## WHAT THE TASK ASKS:
Look through the material and copy each line holding "title".

## SUPPLIED DATA:
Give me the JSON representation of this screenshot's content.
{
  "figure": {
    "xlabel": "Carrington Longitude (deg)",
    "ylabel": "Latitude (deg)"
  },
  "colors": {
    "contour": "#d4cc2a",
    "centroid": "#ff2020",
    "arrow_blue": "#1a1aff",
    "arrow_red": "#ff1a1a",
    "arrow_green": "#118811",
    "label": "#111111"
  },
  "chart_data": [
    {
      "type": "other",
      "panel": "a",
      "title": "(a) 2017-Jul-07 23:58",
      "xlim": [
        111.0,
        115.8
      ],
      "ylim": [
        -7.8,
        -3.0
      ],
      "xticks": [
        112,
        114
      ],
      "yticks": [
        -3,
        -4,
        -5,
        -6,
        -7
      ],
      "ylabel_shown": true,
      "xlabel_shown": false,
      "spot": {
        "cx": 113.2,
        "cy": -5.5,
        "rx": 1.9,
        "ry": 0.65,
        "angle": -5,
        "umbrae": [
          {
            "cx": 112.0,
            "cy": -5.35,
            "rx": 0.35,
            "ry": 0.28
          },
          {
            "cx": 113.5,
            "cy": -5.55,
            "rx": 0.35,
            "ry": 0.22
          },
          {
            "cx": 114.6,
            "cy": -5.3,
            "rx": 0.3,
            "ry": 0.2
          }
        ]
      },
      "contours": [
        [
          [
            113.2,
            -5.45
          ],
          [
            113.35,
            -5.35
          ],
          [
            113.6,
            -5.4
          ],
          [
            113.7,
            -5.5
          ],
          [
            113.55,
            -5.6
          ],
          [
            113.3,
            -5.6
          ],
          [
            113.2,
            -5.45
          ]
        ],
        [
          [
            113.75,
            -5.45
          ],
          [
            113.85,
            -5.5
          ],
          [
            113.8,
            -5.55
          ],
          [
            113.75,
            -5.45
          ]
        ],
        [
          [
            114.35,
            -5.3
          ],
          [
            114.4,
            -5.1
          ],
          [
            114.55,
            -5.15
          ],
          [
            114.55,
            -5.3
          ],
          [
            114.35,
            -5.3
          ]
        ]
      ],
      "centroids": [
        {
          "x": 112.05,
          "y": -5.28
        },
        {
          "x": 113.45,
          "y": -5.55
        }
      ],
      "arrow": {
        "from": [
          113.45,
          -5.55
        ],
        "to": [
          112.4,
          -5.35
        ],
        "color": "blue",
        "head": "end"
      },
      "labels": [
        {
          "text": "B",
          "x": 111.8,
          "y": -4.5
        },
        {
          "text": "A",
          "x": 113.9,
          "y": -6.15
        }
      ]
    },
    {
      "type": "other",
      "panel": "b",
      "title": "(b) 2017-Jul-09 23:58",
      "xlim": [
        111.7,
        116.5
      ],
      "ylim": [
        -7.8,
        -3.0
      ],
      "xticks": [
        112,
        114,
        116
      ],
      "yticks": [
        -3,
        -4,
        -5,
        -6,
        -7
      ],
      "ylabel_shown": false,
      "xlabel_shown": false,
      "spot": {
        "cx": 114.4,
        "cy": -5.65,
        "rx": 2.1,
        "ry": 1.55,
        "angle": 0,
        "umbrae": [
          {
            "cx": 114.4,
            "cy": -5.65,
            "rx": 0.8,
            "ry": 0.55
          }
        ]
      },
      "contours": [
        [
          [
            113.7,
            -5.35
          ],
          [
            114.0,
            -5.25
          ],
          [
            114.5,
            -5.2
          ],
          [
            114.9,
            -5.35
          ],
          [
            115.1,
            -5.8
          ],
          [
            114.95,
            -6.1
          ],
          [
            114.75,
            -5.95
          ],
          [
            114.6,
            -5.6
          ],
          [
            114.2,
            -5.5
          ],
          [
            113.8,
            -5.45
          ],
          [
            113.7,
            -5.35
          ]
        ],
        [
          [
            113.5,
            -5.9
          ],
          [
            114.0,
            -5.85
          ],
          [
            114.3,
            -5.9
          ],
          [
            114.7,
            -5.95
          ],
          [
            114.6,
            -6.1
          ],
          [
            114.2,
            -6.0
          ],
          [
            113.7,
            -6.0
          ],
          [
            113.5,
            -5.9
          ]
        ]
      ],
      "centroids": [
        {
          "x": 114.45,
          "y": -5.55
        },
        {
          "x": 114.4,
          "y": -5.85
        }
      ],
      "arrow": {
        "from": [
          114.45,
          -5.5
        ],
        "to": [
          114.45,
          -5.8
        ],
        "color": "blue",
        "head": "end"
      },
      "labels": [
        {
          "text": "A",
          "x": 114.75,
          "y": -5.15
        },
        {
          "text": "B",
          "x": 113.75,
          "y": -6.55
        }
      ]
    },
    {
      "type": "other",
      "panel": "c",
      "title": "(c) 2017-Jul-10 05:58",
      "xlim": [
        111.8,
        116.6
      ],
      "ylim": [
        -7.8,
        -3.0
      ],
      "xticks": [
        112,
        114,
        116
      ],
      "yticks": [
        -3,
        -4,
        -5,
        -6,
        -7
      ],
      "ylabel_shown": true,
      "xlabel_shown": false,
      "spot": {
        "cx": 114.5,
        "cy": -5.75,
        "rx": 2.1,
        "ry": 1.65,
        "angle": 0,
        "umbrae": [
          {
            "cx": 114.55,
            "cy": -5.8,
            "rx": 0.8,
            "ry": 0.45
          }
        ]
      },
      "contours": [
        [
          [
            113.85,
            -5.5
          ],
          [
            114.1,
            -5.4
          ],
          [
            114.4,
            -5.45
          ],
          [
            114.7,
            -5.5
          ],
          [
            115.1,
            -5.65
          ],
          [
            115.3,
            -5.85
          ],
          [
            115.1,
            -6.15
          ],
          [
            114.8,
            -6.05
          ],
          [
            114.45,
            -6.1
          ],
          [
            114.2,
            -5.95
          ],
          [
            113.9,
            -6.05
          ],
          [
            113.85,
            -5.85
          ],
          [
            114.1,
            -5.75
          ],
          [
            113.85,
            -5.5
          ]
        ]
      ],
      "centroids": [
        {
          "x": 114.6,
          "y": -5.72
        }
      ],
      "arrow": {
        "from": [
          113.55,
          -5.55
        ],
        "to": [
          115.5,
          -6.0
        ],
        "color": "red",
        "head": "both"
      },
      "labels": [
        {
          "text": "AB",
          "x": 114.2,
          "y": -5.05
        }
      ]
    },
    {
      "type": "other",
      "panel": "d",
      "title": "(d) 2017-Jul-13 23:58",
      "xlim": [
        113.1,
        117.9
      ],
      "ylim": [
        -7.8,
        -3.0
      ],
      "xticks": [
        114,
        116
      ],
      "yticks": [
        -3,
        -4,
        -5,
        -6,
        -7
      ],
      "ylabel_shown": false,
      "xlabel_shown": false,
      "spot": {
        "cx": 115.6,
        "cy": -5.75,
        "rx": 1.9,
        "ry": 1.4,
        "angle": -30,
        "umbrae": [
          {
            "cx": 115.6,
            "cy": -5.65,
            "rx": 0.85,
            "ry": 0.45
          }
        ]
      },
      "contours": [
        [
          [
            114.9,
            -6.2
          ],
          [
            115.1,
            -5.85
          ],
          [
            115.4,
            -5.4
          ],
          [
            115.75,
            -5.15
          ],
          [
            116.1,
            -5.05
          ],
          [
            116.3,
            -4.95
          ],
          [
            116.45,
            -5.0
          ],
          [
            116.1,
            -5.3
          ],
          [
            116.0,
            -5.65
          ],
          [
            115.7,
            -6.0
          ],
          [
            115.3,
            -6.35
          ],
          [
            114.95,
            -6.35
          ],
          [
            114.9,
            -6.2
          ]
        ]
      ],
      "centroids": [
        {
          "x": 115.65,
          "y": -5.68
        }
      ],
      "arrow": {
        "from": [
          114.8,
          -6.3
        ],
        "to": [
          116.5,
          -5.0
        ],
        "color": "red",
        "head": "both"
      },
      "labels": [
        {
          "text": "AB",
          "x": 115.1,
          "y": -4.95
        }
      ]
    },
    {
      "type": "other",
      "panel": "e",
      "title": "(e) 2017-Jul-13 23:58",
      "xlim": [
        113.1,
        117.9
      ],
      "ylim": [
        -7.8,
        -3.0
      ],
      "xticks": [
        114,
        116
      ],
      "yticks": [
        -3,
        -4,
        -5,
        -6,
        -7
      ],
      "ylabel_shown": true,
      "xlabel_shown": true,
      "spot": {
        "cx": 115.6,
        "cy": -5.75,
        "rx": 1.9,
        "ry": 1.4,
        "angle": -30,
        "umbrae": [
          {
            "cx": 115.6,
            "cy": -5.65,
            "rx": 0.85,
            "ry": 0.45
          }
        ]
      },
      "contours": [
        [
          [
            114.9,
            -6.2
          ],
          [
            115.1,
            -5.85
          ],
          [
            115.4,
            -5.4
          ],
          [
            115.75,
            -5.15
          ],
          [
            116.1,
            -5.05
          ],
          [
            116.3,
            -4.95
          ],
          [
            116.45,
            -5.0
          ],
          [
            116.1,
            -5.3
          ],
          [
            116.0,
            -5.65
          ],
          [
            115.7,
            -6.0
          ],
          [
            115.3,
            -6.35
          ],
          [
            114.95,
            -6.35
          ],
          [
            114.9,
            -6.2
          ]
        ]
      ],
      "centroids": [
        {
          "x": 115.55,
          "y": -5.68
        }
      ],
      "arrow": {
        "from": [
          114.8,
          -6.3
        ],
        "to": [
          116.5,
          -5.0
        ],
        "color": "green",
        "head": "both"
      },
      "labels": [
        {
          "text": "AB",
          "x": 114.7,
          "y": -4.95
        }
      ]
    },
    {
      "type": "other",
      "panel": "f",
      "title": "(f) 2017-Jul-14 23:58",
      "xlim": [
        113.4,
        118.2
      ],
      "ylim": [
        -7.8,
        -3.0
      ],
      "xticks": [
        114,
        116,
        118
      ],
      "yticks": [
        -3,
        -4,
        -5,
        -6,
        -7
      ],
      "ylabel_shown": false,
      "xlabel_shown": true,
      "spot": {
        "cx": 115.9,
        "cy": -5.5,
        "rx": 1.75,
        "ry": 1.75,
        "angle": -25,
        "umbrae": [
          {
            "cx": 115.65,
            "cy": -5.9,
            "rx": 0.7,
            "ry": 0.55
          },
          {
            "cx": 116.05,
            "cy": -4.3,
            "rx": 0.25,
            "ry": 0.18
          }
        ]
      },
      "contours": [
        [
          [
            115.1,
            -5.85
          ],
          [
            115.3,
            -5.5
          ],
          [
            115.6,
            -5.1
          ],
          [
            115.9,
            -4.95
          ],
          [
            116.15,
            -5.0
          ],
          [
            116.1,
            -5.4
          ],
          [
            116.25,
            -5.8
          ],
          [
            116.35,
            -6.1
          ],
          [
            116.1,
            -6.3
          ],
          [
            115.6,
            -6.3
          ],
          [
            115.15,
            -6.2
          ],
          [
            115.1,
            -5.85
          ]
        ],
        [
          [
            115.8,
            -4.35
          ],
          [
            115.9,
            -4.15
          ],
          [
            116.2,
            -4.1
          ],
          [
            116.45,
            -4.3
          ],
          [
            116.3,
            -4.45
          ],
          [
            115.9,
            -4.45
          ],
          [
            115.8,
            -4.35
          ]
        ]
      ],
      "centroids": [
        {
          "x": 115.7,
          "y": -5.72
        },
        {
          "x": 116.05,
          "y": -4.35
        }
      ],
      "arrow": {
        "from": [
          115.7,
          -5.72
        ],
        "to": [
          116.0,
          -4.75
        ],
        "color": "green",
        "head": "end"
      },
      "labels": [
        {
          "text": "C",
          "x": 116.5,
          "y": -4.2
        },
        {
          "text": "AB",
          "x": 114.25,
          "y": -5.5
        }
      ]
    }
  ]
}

## EXERCISE OUTPUT:
      "title": "(a) 2017-Jul-07 23:58",
      "title": "(b) 2017-Jul-09 23:58",
      "title": "(c) 2017-Jul-10 05:58",
      "title": "(d) 2017-Jul-13 23:58",
      "title": "(e) 2017-Jul-13 23:58",
      "title": "(f) 2017-Jul-14 23:58",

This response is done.